Aim of the task:
Write out all the data again, exactly as it stands.

______

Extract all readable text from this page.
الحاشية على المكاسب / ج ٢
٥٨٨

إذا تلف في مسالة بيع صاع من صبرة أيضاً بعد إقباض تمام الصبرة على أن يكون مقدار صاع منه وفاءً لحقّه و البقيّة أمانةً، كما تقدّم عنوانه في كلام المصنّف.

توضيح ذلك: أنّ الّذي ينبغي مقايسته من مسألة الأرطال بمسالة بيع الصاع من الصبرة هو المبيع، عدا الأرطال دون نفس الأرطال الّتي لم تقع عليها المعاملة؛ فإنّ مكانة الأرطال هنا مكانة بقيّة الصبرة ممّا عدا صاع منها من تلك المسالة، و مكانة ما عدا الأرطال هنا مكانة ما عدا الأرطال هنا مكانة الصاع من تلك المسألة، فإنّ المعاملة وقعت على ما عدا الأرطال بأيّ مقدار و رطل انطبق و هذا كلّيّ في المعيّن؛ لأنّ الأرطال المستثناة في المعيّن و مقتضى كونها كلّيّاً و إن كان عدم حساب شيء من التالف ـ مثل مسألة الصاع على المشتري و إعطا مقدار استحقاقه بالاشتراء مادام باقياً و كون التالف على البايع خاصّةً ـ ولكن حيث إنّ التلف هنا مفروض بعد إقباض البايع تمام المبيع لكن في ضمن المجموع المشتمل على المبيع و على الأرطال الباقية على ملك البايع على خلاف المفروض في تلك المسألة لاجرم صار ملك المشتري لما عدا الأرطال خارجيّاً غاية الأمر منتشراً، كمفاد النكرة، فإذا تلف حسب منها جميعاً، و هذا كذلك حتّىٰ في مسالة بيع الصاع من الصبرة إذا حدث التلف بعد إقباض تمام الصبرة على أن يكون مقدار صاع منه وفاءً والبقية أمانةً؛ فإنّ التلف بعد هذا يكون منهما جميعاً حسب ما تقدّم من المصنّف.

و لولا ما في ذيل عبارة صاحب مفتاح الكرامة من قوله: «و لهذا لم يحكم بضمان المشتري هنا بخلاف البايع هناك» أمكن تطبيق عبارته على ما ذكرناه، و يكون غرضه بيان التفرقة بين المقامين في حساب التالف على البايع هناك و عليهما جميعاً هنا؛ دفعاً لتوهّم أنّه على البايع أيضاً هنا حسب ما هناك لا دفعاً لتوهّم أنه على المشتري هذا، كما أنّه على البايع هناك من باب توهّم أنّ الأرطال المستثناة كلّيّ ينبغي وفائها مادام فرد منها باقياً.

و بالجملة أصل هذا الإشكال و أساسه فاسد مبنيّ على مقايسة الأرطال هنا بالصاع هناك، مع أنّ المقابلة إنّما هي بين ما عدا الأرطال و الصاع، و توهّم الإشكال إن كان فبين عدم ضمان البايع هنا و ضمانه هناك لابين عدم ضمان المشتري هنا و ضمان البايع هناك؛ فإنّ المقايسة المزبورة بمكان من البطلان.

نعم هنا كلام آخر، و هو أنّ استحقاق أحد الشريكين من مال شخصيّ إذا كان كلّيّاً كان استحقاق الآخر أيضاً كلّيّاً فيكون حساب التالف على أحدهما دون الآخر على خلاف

______

Answer to this exercise:
Extract all readable text from this page.
الحاشية على المكاسب / ج ٢
٥٨٨

إذا تلف في مسالة بيع صاع من صبرة أيضاً بعد إقباض تمام الصبرة على أن يكون مقدار صاع منه وفاءً لحقّه و البقيّة أمانةً، كما تقدّم عنوانه في كلام المصنّف.

توضيح ذلك: أنّ الّذي ينبغي مقايسته من مسألة الأرطال بمسالة بيع الصاع من الصبرة هو المبيع، عدا الأرطال دون نفس الأرطال الّتي لم تقع عليها المعاملة؛ فإنّ مكانة الأرطال هنا مكانة بقيّة الصبرة ممّا عدا صاع منها من تلك المسالة، و مكانة ما عدا الأرطال هنا مكانة ما عدا الأرطال هنا مكانة الصاع من تلك المسألة، فإنّ المعاملة وقعت على ما عدا الأرطال بأيّ مقدار و رطل انطبق و هذا كلّيّ في المعيّن؛ لأنّ الأرطال المستثناة في المعيّن و مقتضى كونها كلّيّاً و إن كان عدم حساب شيء من التالف ـ مثل مسألة الصاع على المشتري و إعطا مقدار استحقاقه بالاشتراء مادام باقياً و كون التالف على البايع خاصّةً ـ ولكن حيث إنّ التلف هنا مفروض بعد إقباض البايع تمام المبيع لكن في ضمن المجموع المشتمل على المبيع و على الأرطال الباقية على ملك البايع على خلاف المفروض في تلك المسألة لاجرم صار ملك المشتري لما عدا الأرطال خارجيّاً غاية الأمر منتشراً، كمفاد النكرة، فإذا تلف حسب منها جميعاً، و هذا كذلك حتّىٰ في مسالة بيع الصاع من الصبرة إذا حدث التلف بعد إقباض تمام الصبرة على أن يكون مقدار صاع منه وفاءً والبقية أمانةً؛ فإنّ التلف بعد هذا يكون منهما جميعاً حسب ما تقدّم من المصنّف.

و لولا ما في ذيل عبارة صاحب مفتاح الكرامة من قوله: «و لهذا لم يحكم بضمان المشتري هنا بخلاف البايع هناك» أمكن تطبيق عبارته على ما ذكرناه، و يكون غرضه بيان التفرقة بين المقامين في حساب التالف على البايع هناك و عليهما جميعاً هنا؛ دفعاً لتوهّم أنّه على البايع أيضاً هنا حسب ما هناك لا دفعاً لتوهّم أنه على المشتري هذا، كما أنّه على البايع هناك من باب توهّم أنّ الأرطال المستثناة كلّيّ ينبغي وفائها مادام فرد منها باقياً.

و بالجملة أصل هذا الإشكال و أساسه فاسد مبنيّ على مقايسة الأرطال هنا بالصاع هناك، مع أنّ المقابلة إنّما هي بين ما عدا الأرطال و الصاع، و توهّم الإشكال إن كان فبين عدم ضمان البايع هنا و ضمانه هناك لابين عدم ضمان المشتري هنا و ضمان البايع هناك؛ فإنّ المقايسة المزبورة بمكان من البطلان.

نعم هنا كلام آخر، و هو أنّ استحقاق أحد الشريكين من مال شخصيّ إذا كان كلّيّاً كان استحقاق الآخر أيضاً كلّيّاً فيكون حساب التالف على أحدهما دون الآخر على خلاف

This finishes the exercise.